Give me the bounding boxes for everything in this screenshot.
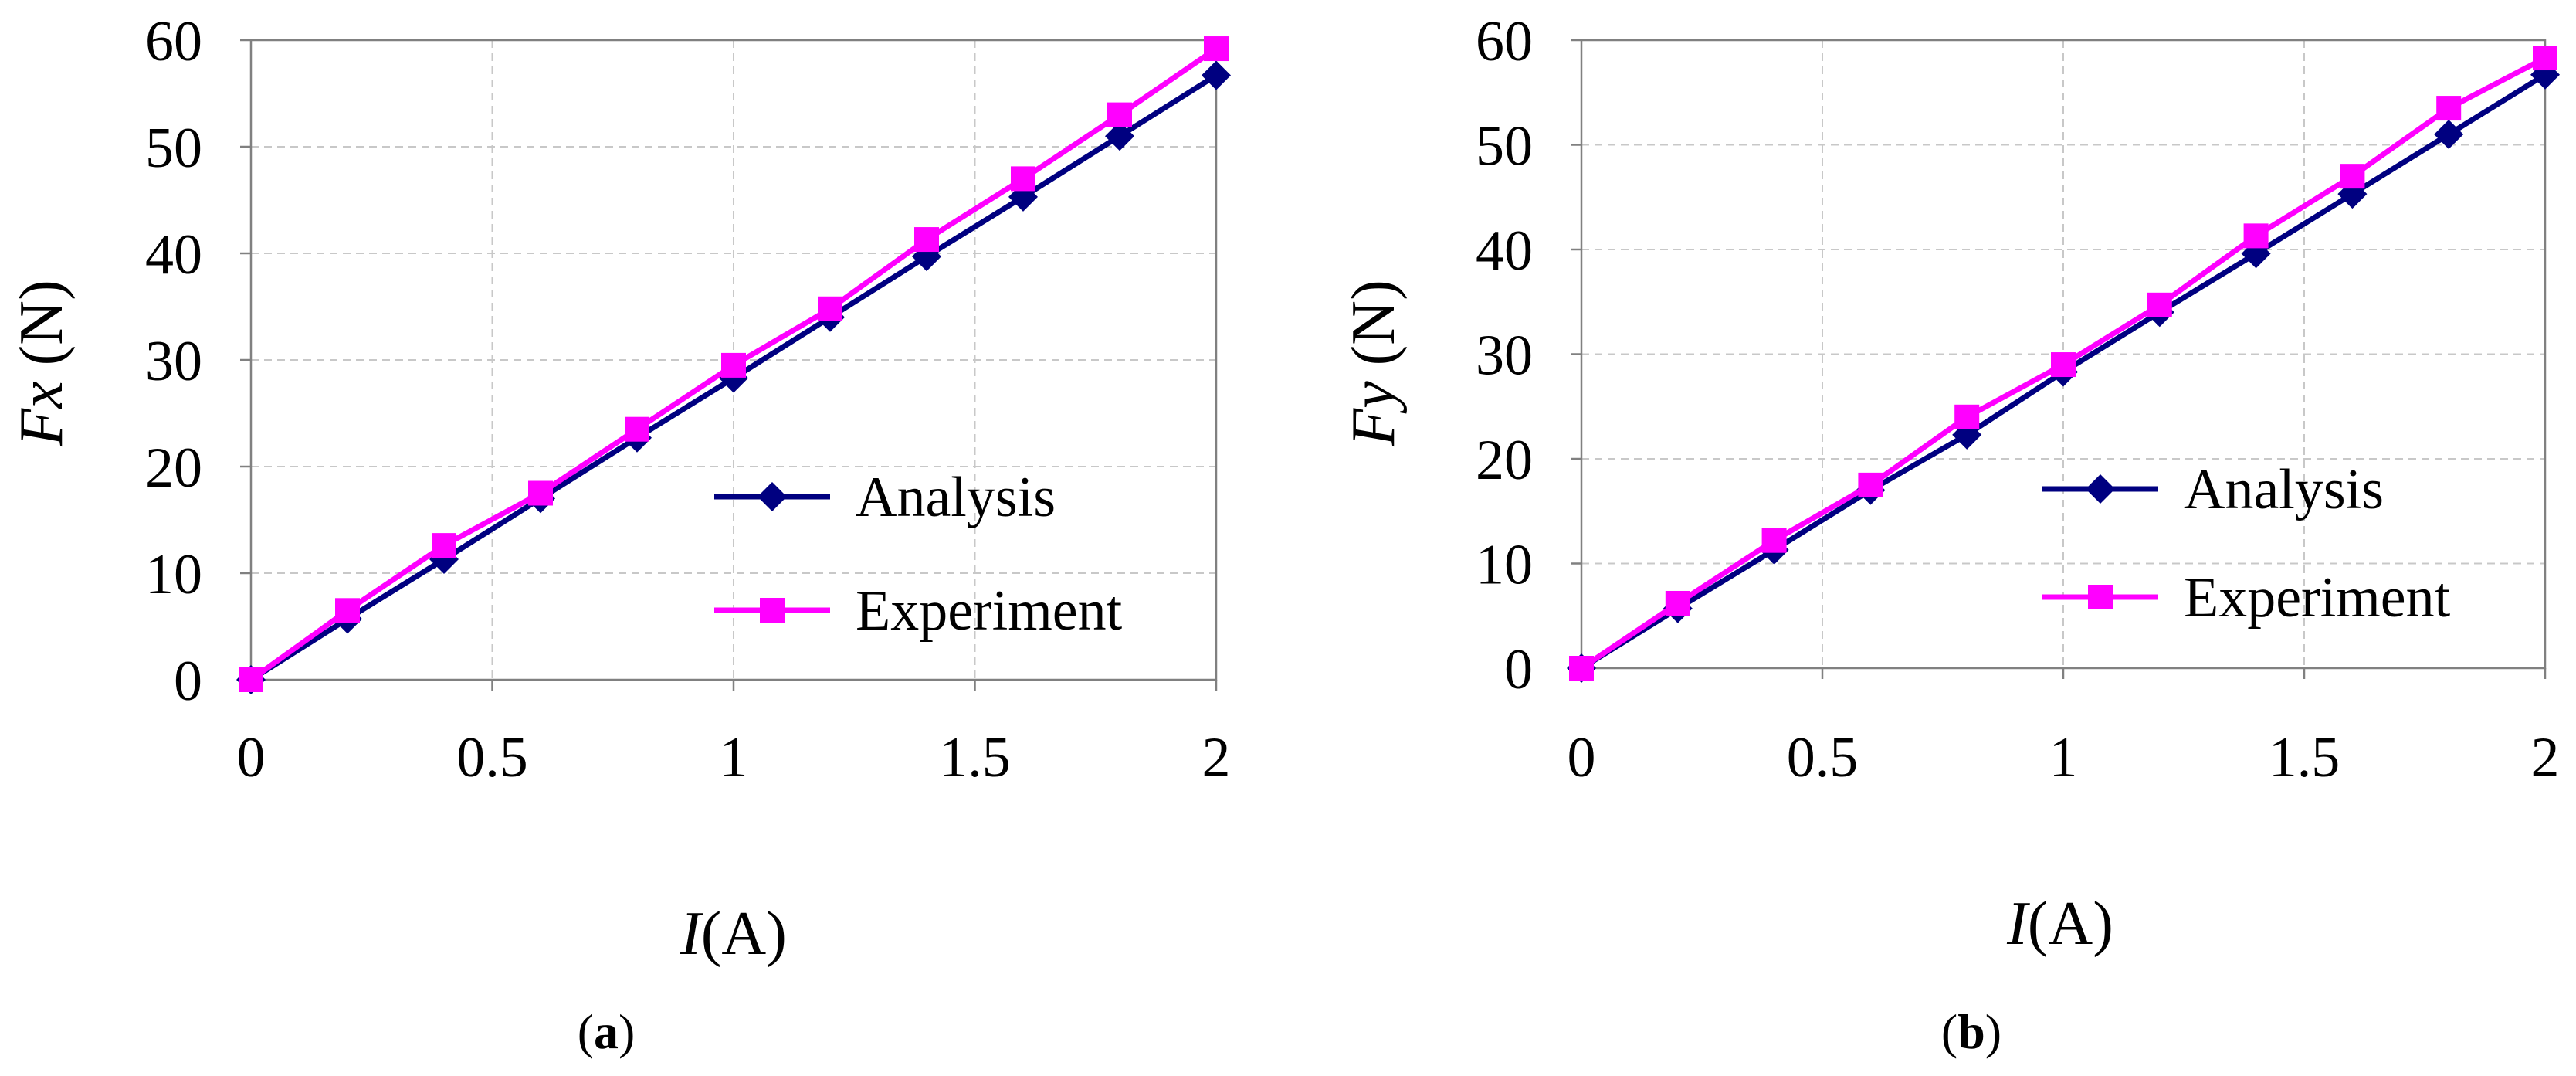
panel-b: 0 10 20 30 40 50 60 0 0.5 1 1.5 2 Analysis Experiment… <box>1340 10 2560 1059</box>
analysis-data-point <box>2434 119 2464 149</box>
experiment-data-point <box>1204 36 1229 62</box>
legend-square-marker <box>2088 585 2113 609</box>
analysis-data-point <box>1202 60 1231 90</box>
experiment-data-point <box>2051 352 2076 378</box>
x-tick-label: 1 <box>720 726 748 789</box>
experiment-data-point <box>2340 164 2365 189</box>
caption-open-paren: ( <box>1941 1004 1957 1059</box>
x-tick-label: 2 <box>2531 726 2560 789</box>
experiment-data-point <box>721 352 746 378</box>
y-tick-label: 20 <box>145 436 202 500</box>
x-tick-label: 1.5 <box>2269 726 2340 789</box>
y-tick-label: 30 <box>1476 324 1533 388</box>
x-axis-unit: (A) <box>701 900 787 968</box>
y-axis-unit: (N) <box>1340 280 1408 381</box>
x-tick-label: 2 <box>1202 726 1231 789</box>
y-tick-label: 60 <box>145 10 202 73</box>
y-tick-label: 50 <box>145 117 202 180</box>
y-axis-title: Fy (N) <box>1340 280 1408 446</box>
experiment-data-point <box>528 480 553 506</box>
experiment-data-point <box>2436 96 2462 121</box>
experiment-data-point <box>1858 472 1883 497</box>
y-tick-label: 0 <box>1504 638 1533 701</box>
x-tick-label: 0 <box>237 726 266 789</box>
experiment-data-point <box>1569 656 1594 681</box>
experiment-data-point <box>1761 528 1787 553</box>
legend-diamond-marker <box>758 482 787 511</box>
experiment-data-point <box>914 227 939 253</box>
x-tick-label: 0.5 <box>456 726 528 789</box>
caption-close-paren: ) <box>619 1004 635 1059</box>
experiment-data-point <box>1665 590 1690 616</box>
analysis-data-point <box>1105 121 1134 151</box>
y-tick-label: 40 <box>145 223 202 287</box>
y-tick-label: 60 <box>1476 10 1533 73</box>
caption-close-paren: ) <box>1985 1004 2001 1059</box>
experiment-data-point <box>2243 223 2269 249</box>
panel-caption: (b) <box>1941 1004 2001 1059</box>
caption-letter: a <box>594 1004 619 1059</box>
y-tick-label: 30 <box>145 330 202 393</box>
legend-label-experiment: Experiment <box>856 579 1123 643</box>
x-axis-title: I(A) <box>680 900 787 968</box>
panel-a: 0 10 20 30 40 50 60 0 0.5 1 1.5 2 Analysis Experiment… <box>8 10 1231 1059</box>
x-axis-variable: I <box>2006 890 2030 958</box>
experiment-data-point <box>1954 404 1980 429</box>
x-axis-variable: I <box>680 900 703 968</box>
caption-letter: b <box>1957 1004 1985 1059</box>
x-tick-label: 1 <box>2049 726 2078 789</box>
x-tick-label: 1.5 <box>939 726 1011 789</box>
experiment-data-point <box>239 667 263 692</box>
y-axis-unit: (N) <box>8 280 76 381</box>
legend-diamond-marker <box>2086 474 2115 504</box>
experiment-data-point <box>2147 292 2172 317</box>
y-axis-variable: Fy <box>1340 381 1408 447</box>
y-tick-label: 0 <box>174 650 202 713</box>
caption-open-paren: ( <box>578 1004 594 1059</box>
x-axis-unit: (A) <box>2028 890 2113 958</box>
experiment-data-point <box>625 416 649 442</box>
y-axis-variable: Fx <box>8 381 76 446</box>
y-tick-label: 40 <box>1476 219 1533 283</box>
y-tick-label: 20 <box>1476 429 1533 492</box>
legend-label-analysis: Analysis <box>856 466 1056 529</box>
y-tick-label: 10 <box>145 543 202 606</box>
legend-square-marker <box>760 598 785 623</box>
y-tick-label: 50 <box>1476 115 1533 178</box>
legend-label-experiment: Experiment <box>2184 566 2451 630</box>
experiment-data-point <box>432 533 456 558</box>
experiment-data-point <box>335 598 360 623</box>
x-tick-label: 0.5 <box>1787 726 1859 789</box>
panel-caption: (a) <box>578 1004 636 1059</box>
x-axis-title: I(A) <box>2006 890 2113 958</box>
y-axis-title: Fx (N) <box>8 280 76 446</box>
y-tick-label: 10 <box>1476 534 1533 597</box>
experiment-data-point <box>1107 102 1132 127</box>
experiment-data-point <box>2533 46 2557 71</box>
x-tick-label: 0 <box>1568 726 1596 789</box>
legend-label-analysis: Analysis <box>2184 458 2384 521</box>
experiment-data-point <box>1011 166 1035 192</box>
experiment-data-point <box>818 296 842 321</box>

## WRITTEN INSTRUCTION
Print every item above unchanged, line for line, but leave out the pictures.

## FULL ANSWER
Give me the bounding boxes for everything in this screenshot.
panel-b: 0 10 20 30 40 50 60 0 0.5 1 1.5 2 Analysis Experiment… <box>1340 10 2560 1059</box>
analysis-data-point <box>2434 119 2464 149</box>
experiment-data-point <box>1204 36 1229 62</box>
legend-square-marker <box>2088 585 2113 609</box>
analysis-data-point <box>1202 60 1231 90</box>
experiment-data-point <box>2051 352 2076 378</box>
x-tick-label: 1 <box>720 726 748 789</box>
experiment-data-point <box>2340 164 2365 189</box>
caption-open-paren: ( <box>1941 1004 1957 1059</box>
x-tick-label: 2 <box>2531 726 2560 789</box>
experiment-data-point <box>721 352 746 378</box>
y-tick-label: 20 <box>145 436 202 500</box>
x-tick-label: 1.5 <box>2269 726 2340 789</box>
y-tick-label: 30 <box>1476 324 1533 388</box>
x-axis-unit: (A) <box>701 900 787 968</box>
y-axis-unit: (N) <box>1340 280 1408 381</box>
x-tick-label: 2 <box>1202 726 1231 789</box>
y-tick-label: 60 <box>145 10 202 73</box>
y-tick-label: 50 <box>145 117 202 180</box>
y-axis-title: Fy (N) <box>1340 280 1408 446</box>
experiment-data-point <box>528 480 553 506</box>
experiment-data-point <box>2436 96 2462 121</box>
experiment-data-point <box>1858 472 1883 497</box>
y-tick-label: 0 <box>1504 638 1533 701</box>
x-tick-label: 0 <box>237 726 266 789</box>
experiment-data-point <box>1569 656 1594 681</box>
experiment-data-point <box>1761 528 1787 553</box>
legend-diamond-marker <box>758 482 787 511</box>
experiment-data-point <box>914 227 939 253</box>
x-tick-label: 0.5 <box>456 726 528 789</box>
caption-close-paren: ) <box>619 1004 635 1059</box>
experiment-data-point <box>1665 590 1690 616</box>
analysis-data-point <box>1105 121 1134 151</box>
y-tick-label: 40 <box>145 223 202 287</box>
y-tick-label: 60 <box>1476 10 1533 73</box>
caption-close-paren: ) <box>1985 1004 2001 1059</box>
experiment-data-point <box>2243 223 2269 249</box>
panel-caption: (b) <box>1941 1004 2001 1059</box>
caption-letter: a <box>594 1004 619 1059</box>
y-tick-label: 30 <box>145 330 202 393</box>
legend-label-experiment: Experiment <box>856 579 1123 643</box>
x-axis-title: I(A) <box>680 900 787 968</box>
panel-a: 0 10 20 30 40 50 60 0 0.5 1 1.5 2 Analysis Experiment… <box>8 10 1231 1059</box>
x-axis-variable: I <box>2006 890 2030 958</box>
experiment-data-point <box>1954 404 1980 429</box>
x-axis-variable: I <box>680 900 703 968</box>
caption-letter: b <box>1957 1004 1985 1059</box>
x-tick-label: 1 <box>2049 726 2078 789</box>
x-tick-label: 1.5 <box>939 726 1011 789</box>
experiment-data-point <box>239 667 263 692</box>
y-axis-unit: (N) <box>8 280 76 381</box>
legend-diamond-marker <box>2086 474 2115 504</box>
experiment-data-point <box>2147 292 2172 317</box>
y-axis-variable: Fy <box>1340 381 1408 447</box>
y-tick-label: 0 <box>174 650 202 713</box>
caption-open-paren: ( <box>578 1004 594 1059</box>
x-axis-unit: (A) <box>2028 890 2113 958</box>
experiment-data-point <box>625 416 649 442</box>
y-axis-variable: Fx <box>8 381 76 446</box>
y-tick-label: 40 <box>1476 219 1533 283</box>
y-tick-label: 20 <box>1476 429 1533 492</box>
legend-label-analysis: Analysis <box>856 466 1056 529</box>
y-tick-label: 10 <box>145 543 202 606</box>
legend-square-marker <box>760 598 785 623</box>
y-tick-label: 50 <box>1476 115 1533 178</box>
legend-label-experiment: Experiment <box>2184 566 2451 630</box>
experiment-data-point <box>432 533 456 558</box>
experiment-data-point <box>335 598 360 623</box>
x-tick-label: 0.5 <box>1787 726 1859 789</box>
panel-caption: (a) <box>578 1004 636 1059</box>
x-axis-title: I(A) <box>2006 890 2113 958</box>
y-axis-title: Fx (N) <box>8 280 76 446</box>
y-tick-label: 10 <box>1476 534 1533 597</box>
experiment-data-point <box>1107 102 1132 127</box>
experiment-data-point <box>2533 46 2557 71</box>
x-tick-label: 0 <box>1568 726 1596 789</box>
legend-label-analysis: Analysis <box>2184 458 2384 521</box>
experiment-data-point <box>1011 166 1035 192</box>
experiment-data-point <box>818 296 842 321</box>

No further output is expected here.